Aim:
Your task is to write out exactly the lines from the line containing "Transcribe the text in this document." through the end of the records, inclusive at both ends.

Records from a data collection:

___

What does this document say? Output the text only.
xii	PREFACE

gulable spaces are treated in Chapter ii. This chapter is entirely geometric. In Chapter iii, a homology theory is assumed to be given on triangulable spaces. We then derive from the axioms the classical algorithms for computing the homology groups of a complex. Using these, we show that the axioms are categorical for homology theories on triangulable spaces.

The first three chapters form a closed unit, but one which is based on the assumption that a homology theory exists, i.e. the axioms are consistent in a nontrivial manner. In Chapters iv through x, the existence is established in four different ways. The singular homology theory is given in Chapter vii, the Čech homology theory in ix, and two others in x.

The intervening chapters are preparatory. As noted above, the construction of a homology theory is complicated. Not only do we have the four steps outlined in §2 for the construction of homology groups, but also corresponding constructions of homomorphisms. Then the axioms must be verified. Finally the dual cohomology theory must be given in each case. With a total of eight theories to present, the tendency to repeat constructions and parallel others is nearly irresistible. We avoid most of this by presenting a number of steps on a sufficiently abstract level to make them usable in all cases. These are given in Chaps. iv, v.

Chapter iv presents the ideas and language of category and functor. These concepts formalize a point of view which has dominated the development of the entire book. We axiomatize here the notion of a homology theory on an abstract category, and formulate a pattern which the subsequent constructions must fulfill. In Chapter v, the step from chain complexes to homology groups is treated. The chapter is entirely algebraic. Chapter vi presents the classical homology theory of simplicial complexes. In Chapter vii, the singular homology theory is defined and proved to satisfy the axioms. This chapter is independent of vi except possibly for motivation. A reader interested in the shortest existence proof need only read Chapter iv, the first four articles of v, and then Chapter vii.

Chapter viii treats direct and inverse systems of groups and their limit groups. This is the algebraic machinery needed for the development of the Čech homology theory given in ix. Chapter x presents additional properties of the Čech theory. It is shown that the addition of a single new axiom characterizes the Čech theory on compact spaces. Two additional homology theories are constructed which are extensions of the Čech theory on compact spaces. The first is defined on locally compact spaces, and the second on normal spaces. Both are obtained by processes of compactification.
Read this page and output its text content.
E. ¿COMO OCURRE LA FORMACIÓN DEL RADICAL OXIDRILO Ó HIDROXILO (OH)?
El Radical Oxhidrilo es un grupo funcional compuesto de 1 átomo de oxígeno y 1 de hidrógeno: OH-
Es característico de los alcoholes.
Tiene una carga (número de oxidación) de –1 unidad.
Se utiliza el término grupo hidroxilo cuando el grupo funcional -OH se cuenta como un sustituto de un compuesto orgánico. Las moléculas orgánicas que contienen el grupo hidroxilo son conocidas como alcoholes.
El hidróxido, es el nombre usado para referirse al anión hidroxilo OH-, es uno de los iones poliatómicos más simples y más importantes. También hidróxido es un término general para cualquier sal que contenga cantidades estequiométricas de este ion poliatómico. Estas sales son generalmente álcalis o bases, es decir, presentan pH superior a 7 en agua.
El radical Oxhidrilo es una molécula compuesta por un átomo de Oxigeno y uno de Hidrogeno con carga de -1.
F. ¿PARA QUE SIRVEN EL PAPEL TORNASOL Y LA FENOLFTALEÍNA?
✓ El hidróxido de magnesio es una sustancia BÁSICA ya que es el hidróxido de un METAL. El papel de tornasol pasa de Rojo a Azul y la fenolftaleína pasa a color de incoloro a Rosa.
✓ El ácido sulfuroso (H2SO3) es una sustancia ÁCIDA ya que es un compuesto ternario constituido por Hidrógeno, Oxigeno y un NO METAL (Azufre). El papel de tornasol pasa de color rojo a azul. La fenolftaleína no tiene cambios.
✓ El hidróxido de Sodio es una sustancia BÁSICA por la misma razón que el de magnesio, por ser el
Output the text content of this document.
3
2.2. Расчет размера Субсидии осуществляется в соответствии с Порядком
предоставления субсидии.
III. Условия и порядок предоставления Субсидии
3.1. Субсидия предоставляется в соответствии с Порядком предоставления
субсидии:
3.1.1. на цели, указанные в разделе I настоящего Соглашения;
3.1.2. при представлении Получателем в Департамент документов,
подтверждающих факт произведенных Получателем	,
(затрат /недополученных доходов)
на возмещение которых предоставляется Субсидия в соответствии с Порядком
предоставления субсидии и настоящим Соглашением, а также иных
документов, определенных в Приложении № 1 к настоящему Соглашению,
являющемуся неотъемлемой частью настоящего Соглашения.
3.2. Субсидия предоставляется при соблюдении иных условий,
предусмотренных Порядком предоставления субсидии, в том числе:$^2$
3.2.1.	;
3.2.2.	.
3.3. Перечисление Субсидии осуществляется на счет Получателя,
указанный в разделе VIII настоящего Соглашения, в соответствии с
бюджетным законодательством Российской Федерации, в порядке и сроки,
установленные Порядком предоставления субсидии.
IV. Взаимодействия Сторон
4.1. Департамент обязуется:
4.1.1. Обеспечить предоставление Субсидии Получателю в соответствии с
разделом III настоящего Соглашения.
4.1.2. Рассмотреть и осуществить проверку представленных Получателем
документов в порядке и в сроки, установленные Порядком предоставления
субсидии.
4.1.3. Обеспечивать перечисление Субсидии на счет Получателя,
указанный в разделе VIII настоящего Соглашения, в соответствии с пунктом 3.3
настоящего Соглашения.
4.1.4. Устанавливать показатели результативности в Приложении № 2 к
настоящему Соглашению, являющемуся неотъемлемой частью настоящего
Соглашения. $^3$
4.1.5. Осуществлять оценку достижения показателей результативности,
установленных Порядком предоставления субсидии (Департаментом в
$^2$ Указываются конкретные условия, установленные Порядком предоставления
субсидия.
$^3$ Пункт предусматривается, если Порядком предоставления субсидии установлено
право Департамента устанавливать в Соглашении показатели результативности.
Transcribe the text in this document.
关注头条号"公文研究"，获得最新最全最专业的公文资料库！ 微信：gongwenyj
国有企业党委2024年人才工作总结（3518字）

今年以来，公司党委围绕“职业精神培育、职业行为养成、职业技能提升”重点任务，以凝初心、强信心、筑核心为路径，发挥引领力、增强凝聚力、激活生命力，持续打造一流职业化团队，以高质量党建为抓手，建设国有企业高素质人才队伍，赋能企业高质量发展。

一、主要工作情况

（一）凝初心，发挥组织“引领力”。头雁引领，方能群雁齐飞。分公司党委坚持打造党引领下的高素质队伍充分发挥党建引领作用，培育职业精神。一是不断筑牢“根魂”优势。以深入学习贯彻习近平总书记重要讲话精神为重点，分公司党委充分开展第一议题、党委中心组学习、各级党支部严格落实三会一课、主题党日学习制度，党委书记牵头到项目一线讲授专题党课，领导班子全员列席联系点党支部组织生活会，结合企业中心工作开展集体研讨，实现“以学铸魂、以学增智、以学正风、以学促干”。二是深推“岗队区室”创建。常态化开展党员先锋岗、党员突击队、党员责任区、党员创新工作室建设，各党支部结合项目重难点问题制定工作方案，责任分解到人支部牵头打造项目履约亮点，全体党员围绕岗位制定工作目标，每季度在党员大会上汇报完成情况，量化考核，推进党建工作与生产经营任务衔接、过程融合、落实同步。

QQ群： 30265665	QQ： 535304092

___

Correct result:
Transcribe the text in this document.
关注头条号"公文研究"，获得最新最全最专业的公文资料库！ 微信：gongwenyj
国有企业党委2024年人才工作总结（3518字）

今年以来，公司党委围绕“职业精神培育、职业行为养成、职业技能提升”重点任务，以凝初心、强信心、筑核心为路径，发挥引领力、增强凝聚力、激活生命力，持续打造一流职业化团队，以高质量党建为抓手，建设国有企业高素质人才队伍，赋能企业高质量发展。

一、主要工作情况

（一）凝初心，发挥组织“引领力”。头雁引领，方能群雁齐飞。分公司党委坚持打造党引领下的高素质队伍充分发挥党建引领作用，培育职业精神。一是不断筑牢“根魂”优势。以深入学习贯彻习近平总书记重要讲话精神为重点，分公司党委充分开展第一议题、党委中心组学习、各级党支部严格落实三会一课、主题党日学习制度，党委书记牵头到项目一线讲授专题党课，领导班子全员列席联系点党支部组织生活会，结合企业中心工作开展集体研讨，实现“以学铸魂、以学增智、以学正风、以学促干”。二是深推“岗队区室”创建。常态化开展党员先锋岗、党员突击队、党员责任区、党员创新工作室建设，各党支部结合项目重难点问题制定工作方案，责任分解到人支部牵头打造项目履约亮点，全体党员围绕岗位制定工作目标，每季度在党员大会上汇报完成情况，量化考核，推进党建工作与生产经营任务衔接、过程融合、落实同步。

QQ群： 30265665	QQ： 535304092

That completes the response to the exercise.